__Short exercise A__. Copy the rows word for word, starting at the line that contains "For every button, label, input, icon, or" and ending at the line that contains "q1-item-1: 3 时（____）50 分 [38, 284, 141, 298]", both included. Leave the pictures out.

__Text to read__.

* Begin *

Most family law mediation in this country still runs synchronously. Two people, a mediator, and a clock. That format works when both parties can be in the same room at the same time. It fails when they cannot, which is more often than the legal profession admits. Family Law mediation tools on LawSensai run the same structured conversation async, with HMAC magic-link invites, calculator anchors, and impasse detection.
This post walks through the async track, the calculator anchors, and how impasse detection surfaces when the parties are actually stuck.
What Family Law mediation does
The mediation product is the structured negotiation layer for divorce, separation, custody, and support matters. It does not replace a mediator on every case. It gives parties a way to move through the standard mediation agenda async, capture positions and proposals, and surface the points where outside help is needed.
The product runs three core tools. The async invite system with HMAC magic-links. The calculator anchors that tether proposals to math. The impasse detector that flags stuck issues for escalation.
The async invite system
The initiating party sets up the matter. The other party receives an HMAC magic-link invite by email or text. The link is signed and time-bounded. It opens to the mediation surface for that specific matter and that specific party.

* End *

__Short exercise B__. In the mediation text, rewrite the passage starting at "The product runs" and ending at "issues for escalation.", with "impasse detector" changed to "deadlock detector".

__Input material__.
* Begin *

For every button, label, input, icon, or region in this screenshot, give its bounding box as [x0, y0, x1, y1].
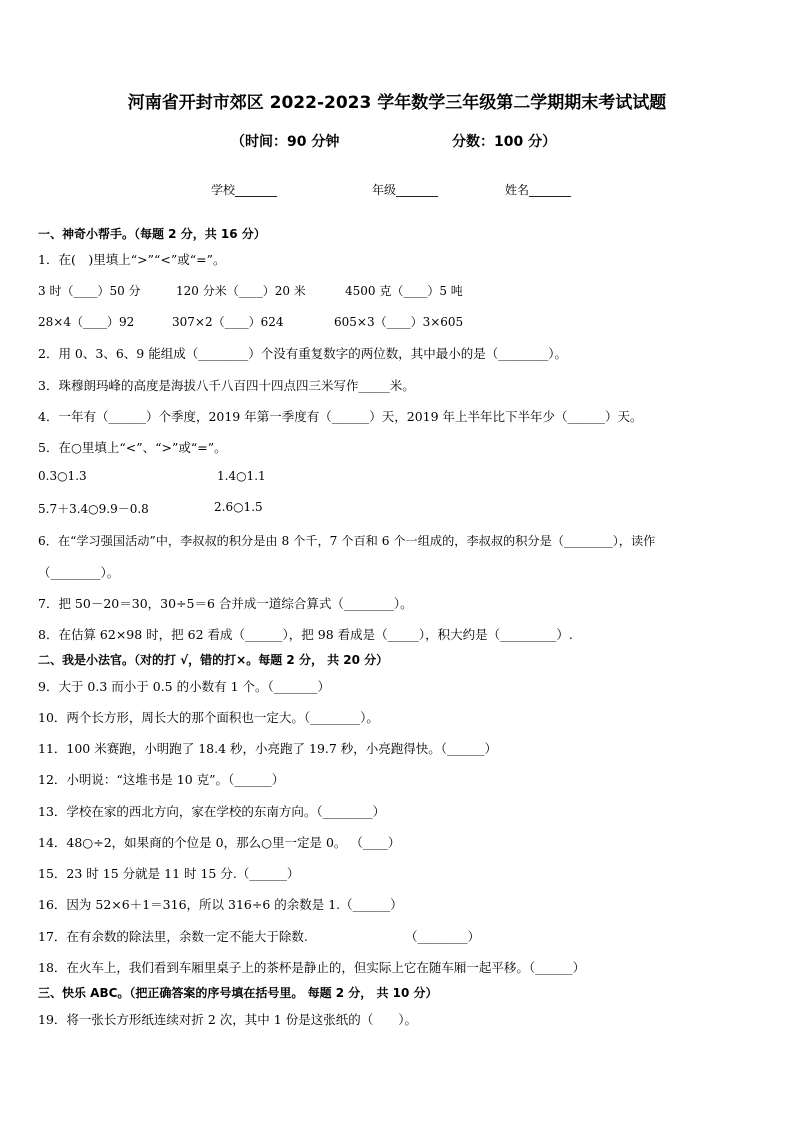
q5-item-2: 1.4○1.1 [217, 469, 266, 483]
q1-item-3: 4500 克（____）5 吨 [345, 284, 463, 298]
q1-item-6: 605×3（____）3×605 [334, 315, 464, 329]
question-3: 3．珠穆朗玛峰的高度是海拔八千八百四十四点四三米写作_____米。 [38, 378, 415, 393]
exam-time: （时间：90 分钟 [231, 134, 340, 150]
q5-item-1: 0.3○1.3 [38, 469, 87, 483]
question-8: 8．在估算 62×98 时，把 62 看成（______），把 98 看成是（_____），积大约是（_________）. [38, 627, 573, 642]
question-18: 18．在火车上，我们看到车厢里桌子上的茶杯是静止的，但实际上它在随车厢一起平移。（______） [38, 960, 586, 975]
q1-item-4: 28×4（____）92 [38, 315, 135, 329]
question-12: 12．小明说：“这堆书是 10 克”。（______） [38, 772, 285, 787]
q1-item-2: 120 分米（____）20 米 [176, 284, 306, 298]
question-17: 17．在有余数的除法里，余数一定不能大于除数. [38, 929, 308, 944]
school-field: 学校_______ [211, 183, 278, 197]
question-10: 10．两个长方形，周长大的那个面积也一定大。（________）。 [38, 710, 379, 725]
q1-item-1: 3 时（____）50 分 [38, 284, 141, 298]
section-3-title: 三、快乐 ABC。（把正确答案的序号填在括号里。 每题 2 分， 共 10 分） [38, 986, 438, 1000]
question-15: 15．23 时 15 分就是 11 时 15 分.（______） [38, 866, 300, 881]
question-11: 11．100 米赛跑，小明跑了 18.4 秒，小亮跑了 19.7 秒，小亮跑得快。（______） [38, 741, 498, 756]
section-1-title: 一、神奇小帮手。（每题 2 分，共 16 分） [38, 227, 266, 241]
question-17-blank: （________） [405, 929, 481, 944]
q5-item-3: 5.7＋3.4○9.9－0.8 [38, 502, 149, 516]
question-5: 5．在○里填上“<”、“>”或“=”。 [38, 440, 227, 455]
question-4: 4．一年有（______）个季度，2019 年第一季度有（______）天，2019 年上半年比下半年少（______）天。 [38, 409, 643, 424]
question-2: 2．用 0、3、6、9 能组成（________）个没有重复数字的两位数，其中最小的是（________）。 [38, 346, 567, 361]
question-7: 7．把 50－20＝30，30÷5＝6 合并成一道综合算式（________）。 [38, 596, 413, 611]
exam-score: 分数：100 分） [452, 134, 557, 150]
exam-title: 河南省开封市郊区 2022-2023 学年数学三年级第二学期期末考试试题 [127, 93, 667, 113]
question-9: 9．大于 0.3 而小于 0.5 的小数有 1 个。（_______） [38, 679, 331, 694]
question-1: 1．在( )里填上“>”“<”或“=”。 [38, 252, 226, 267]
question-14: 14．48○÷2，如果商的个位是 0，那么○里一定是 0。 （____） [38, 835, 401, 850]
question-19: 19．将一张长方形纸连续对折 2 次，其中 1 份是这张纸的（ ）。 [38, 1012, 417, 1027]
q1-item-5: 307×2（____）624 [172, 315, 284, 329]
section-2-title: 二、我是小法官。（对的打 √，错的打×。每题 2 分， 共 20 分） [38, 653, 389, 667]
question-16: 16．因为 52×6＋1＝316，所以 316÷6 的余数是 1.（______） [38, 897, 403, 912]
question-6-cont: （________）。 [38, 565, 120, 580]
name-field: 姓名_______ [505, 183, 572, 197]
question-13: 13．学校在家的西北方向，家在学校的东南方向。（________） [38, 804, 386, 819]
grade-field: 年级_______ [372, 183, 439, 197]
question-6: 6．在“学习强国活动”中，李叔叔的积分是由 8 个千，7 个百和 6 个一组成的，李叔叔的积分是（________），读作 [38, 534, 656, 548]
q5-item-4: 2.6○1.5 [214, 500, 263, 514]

* End *
* Begin *

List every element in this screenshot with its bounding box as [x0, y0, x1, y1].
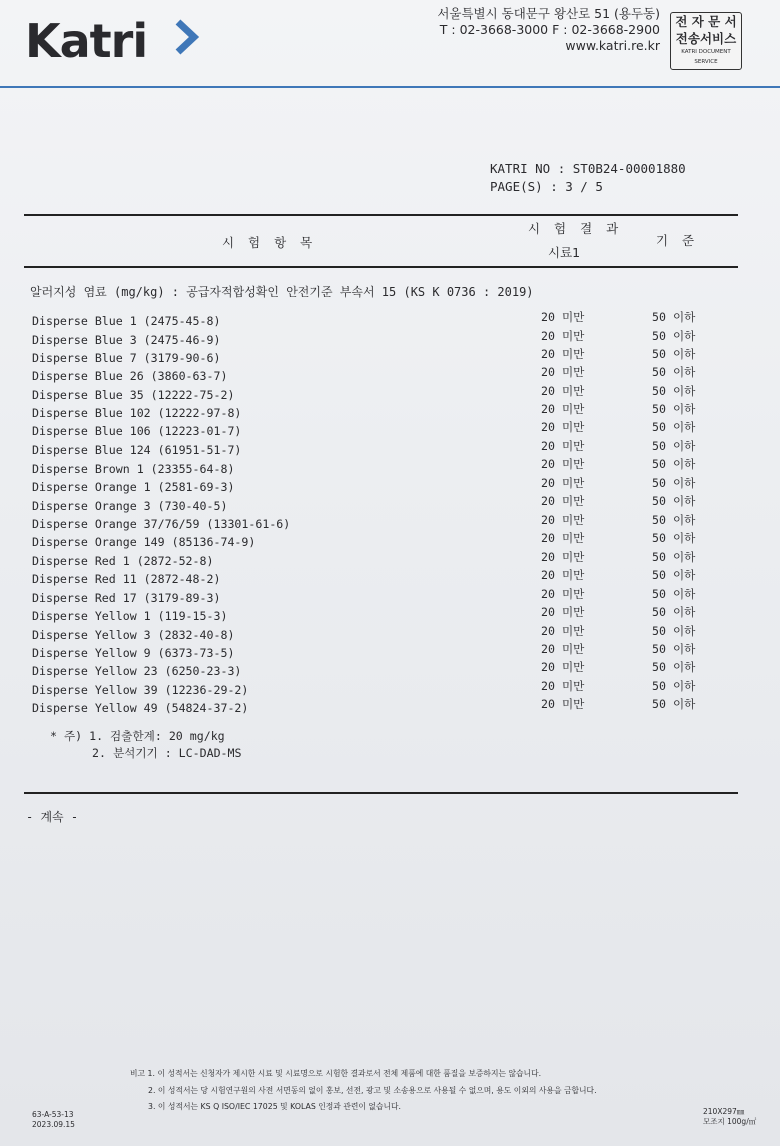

* End *

__Worked answer A__.
For every button, label, input, icon, or region in this screenshot, give its bounding box as [x0, y0, x1, y1].
q5-item-2: 1.4○1.1 [217, 469, 266, 483]
q1-item-3: 4500 克（____）5 吨 [345, 284, 463, 298]
q1-item-6: 605×3（____）3×605 [334, 315, 464, 329]
question-3: 3．珠穆朗玛峰的高度是海拔八千八百四十四点四三米写作_____米。 [38, 378, 415, 393]
exam-time: （时间：90 分钟 [231, 134, 340, 150]
q5-item-1: 0.3○1.3 [38, 469, 87, 483]
question-8: 8．在估算 62×98 时，把 62 看成（______），把 98 看成是（_____），积大约是（_________）. [38, 627, 573, 642]
question-18: 18．在火车上，我们看到车厢里桌子上的茶杯是静止的，但实际上它在随车厢一起平移。（______） [38, 960, 586, 975]
q1-item-4: 28×4（____）92 [38, 315, 135, 329]
question-12: 12．小明说：“这堆书是 10 克”。（______） [38, 772, 285, 787]
q1-item-2: 120 分米（____）20 米 [176, 284, 306, 298]
question-17: 17．在有余数的除法里，余数一定不能大于除数. [38, 929, 308, 944]
school-field: 学校_______ [211, 183, 278, 197]
question-10: 10．两个长方形，周长大的那个面积也一定大。（________）。 [38, 710, 379, 725]
q1-item-1: 3 时（____）50 分 [38, 284, 141, 298]

__Worked answer B__.
The product runs three core tools. The async invite system with HMAC magic-links. The calculator anchors that tether proposals to math. The deadlock detector that flags stuck issues for escalation.